> WHAT IS NEEDED:
Identify the lines bearing the string "Design" and gather them.

-- -- --

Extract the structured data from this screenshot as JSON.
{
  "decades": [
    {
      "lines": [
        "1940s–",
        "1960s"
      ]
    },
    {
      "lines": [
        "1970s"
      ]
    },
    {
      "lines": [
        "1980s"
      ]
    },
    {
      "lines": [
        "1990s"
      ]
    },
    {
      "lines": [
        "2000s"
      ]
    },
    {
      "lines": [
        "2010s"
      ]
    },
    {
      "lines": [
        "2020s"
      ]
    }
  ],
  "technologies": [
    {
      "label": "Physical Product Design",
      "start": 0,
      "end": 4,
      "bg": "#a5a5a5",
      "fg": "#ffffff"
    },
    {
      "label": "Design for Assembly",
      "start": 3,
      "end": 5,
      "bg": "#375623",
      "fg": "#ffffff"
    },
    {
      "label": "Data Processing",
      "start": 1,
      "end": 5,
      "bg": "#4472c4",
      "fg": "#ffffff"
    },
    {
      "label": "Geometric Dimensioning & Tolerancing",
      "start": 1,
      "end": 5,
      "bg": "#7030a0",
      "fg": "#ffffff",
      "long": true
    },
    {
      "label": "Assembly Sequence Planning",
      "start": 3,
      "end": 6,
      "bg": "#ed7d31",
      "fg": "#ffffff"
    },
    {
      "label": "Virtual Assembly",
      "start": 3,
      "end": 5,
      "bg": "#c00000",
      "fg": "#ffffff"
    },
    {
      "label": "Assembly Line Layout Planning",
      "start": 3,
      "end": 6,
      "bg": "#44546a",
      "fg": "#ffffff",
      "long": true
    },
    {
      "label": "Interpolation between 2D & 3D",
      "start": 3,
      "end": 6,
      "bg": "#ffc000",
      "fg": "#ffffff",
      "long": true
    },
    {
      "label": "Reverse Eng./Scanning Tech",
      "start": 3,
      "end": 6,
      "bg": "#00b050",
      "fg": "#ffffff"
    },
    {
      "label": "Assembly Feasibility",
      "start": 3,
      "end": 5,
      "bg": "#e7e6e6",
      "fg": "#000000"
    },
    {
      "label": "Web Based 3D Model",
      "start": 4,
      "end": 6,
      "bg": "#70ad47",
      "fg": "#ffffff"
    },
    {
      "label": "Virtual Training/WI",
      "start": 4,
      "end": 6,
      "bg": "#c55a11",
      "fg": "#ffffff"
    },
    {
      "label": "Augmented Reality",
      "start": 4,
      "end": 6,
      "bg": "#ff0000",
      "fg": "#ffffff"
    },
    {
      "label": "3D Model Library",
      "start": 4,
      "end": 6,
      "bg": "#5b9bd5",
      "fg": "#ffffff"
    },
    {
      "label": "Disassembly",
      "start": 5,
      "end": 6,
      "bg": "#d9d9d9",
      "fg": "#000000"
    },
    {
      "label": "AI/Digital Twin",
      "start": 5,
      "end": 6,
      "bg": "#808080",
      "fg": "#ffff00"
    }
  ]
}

-- -- --

> RESPONSE BELOW:
      "label": "Physical Product Design",
      "label": "Design for Assembly",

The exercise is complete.